Start of DATA LISTING

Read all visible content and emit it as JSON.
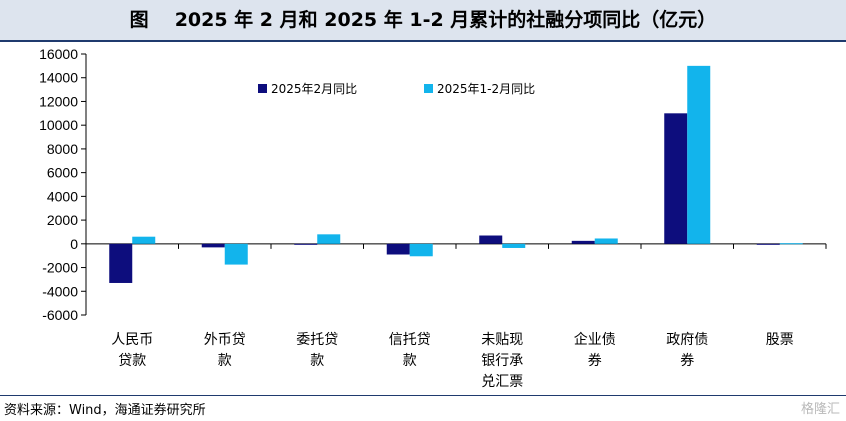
{
  "title": {
    "prefix": "图",
    "text": "2025 年 2 月和 2025 年 1-2 月累计的社融分项同比（亿元）"
  },
  "source": "资料来源：Wind，海通证券研究所",
  "watermark": "格隆汇",
  "colors": {
    "series_1": "#0d0d7d",
    "series_2": "#12b4ec",
    "axis": "#000000"
  },
  "chart_data": {
    "type": "bar",
    "categories": [
      [
        "人民币",
        "贷款"
      ],
      [
        "外币贷",
        "款"
      ],
      [
        "委托贷",
        "款"
      ],
      [
        "信托贷",
        "款"
      ],
      [
        "未贴现",
        "银行承",
        "兑汇票"
      ],
      [
        "企业债",
        "券"
      ],
      [
        "政府债",
        "券"
      ],
      [
        "股票"
      ]
    ],
    "series": [
      {
        "name": "2025年2月同比",
        "values": [
          -3300,
          -300,
          -30,
          -900,
          700,
          250,
          11000,
          -20
        ]
      },
      {
        "name": "2025年1-2月同比",
        "values": [
          600,
          -1750,
          800,
          -1050,
          -350,
          450,
          15000,
          50
        ]
      }
    ],
    "ylim": [
      -6000,
      16000
    ],
    "yticks": [
      -6000,
      -4000,
      -2000,
      0,
      2000,
      4000,
      6000,
      8000,
      10000,
      12000,
      14000,
      16000
    ],
    "legend_position": "top-left",
    "grid": false
  }
}
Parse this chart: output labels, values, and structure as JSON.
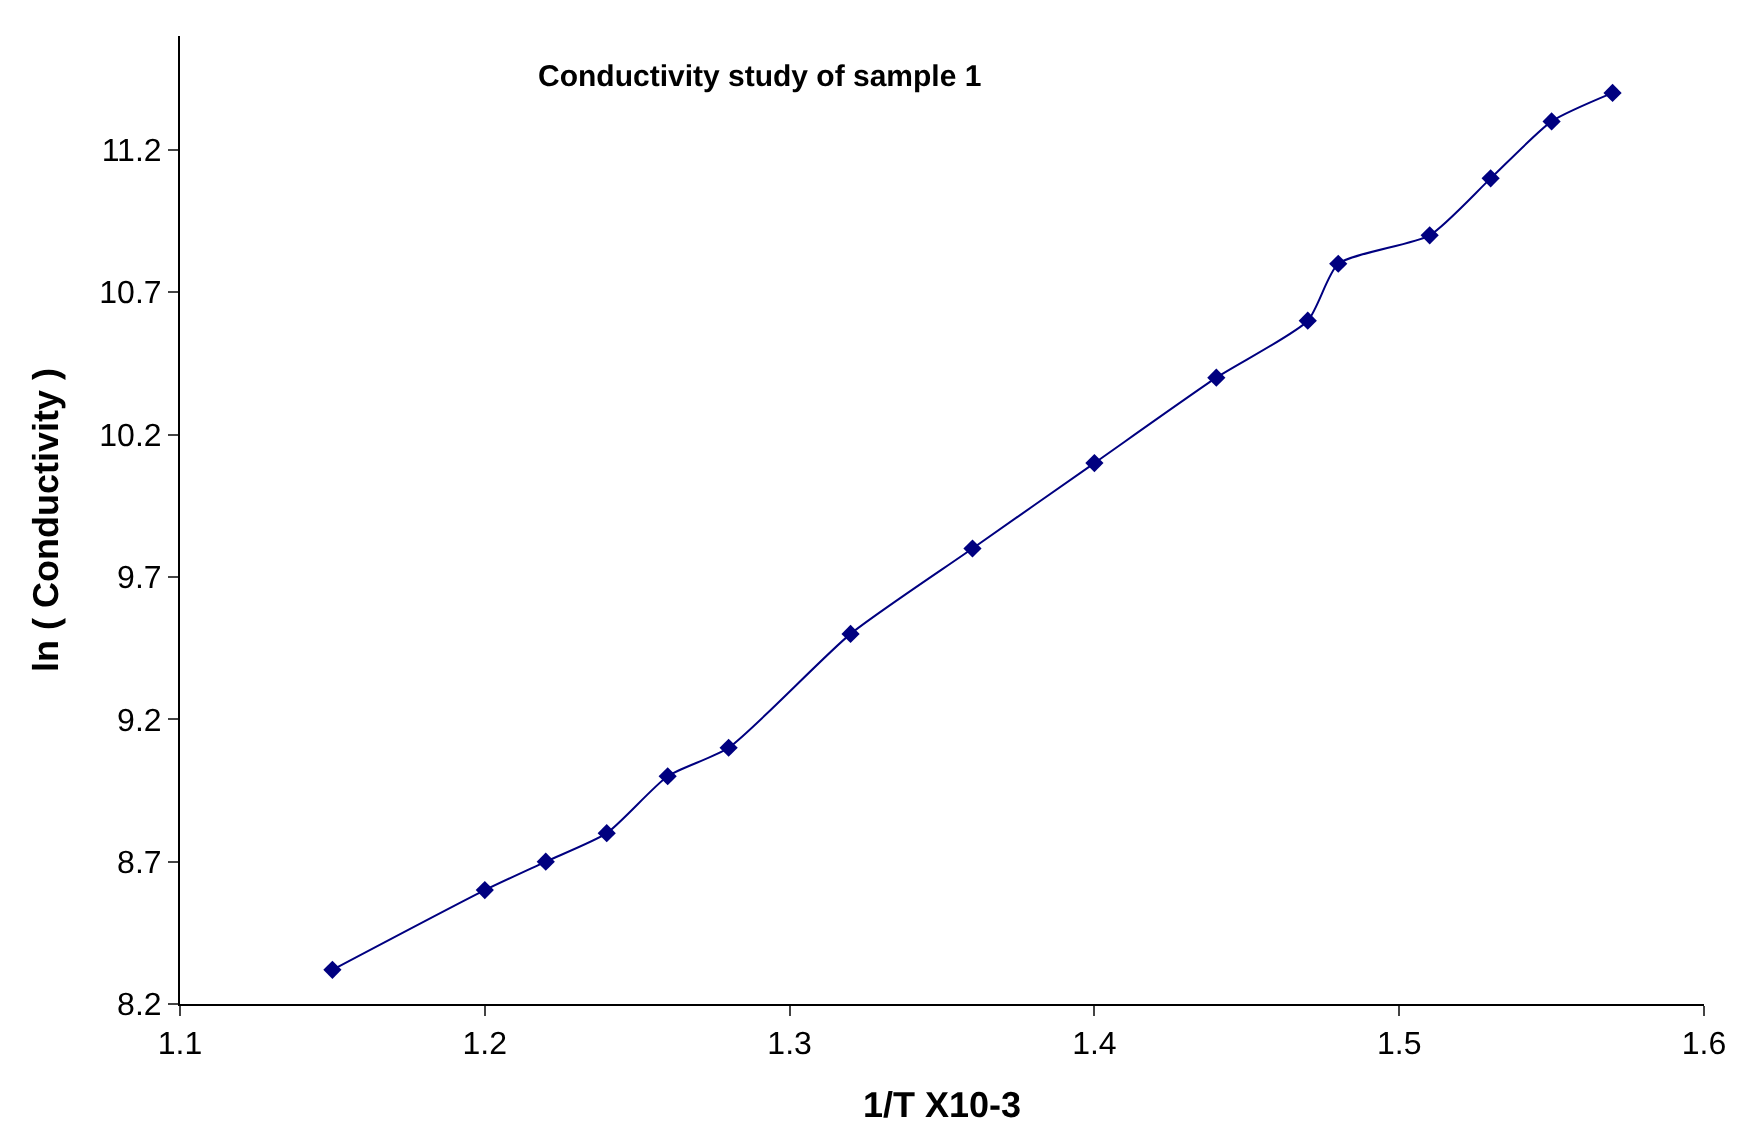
{
  "chart_data": {
    "type": "line",
    "title": "Conductivity study of sample 1",
    "xlabel": "1/T X10-3",
    "ylabel": "ln ( Conductivity )",
    "x": [
      1.15,
      1.2,
      1.22,
      1.24,
      1.26,
      1.28,
      1.32,
      1.36,
      1.4,
      1.44,
      1.47,
      1.48,
      1.51,
      1.53,
      1.55,
      1.57
    ],
    "series": [
      {
        "color": "#000080",
        "values": [
          8.32,
          8.6,
          8.7,
          8.8,
          9.0,
          9.1,
          9.5,
          9.8,
          10.1,
          10.4,
          10.6,
          10.8,
          10.9,
          11.1,
          11.3,
          11.4
        ]
      }
    ],
    "xlim": [
      1.1,
      1.6
    ],
    "xticks": [
      1.1,
      1.2,
      1.3,
      1.4,
      1.5,
      1.6
    ],
    "ylim": [
      8.2,
      11.6
    ],
    "yticks": [
      8.2,
      8.7,
      9.2,
      9.7,
      10.2,
      10.7,
      11.2
    ],
    "marker": "diamond",
    "line_style": "solid",
    "legend": false
  }
}
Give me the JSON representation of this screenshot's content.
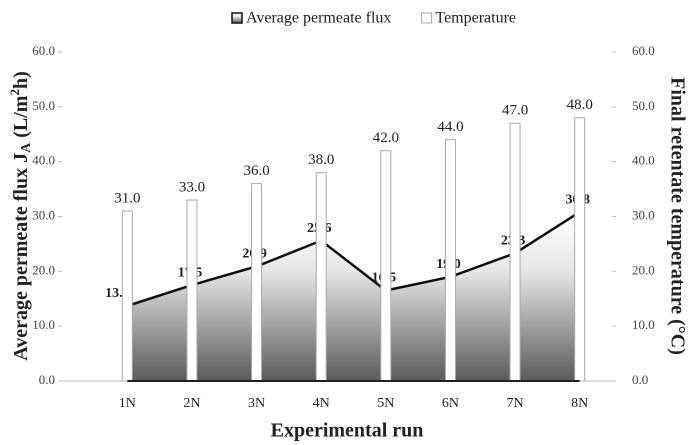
{
  "chart_data": {
    "type": "bar-area",
    "xlabel": "Experimental run",
    "ylabel": [
      "Average permeate flux J",
      "A",
      " (L/m",
      "2",
      "h)"
    ],
    "y2label": "Final retentate temperature (°C)",
    "categories": [
      "1N",
      "2N",
      "3N",
      "4N",
      "5N",
      "6N",
      "7N",
      "8N"
    ],
    "series": [
      {
        "name": "Average permeate flux",
        "kind": "area",
        "color": "#111111",
        "axis": "y",
        "values": [
          13.7,
          17.5,
          20.9,
          25.6,
          16.5,
          19.0,
          23.3,
          30.8
        ],
        "value_labels": [
          "13.7",
          "17.5",
          "20.9",
          "25.6",
          "16.5",
          "19.0",
          "23.3",
          "30.8"
        ]
      },
      {
        "name": "Temperature",
        "kind": "bar",
        "color": "#ffffff",
        "axis": "y2",
        "values": [
          31.0,
          33.0,
          36.0,
          38.0,
          42.0,
          44.0,
          47.0,
          48.0
        ],
        "value_labels": [
          "31.0",
          "33.0",
          "36.0",
          "38.0",
          "42.0",
          "44.0",
          "47.0",
          "48.0"
        ]
      }
    ],
    "ylim": [
      0,
      60
    ],
    "yticks": [
      {
        "value": 0,
        "label": "0.0"
      },
      {
        "value": 10,
        "label": "10.0"
      },
      {
        "value": 20,
        "label": "20.0"
      },
      {
        "value": 30,
        "label": "30.0"
      },
      {
        "value": 40,
        "label": "40.0"
      },
      {
        "value": 50,
        "label": "50.0"
      },
      {
        "value": 60,
        "label": "60.0"
      }
    ],
    "y2lim": [
      0,
      60
    ],
    "y2ticks": [
      {
        "value": 0,
        "label": "0.0"
      },
      {
        "value": 10,
        "label": "10.0"
      },
      {
        "value": 20,
        "label": "20.0"
      },
      {
        "value": 30,
        "label": "30.0"
      },
      {
        "value": 40,
        "label": "40.0"
      },
      {
        "value": 50,
        "label": "50.0"
      },
      {
        "value": 60,
        "label": "60.0"
      }
    ],
    "legend": "top"
  }
}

End of DATA LISTING

WHAT IS REQUIRED -
Select and copy every line of the material that holds the string "Conductivity".

FULL SOLUTION -
    "title": "Conductivity study of sample 1",
    "ylabel": "ln ( Conductivity )",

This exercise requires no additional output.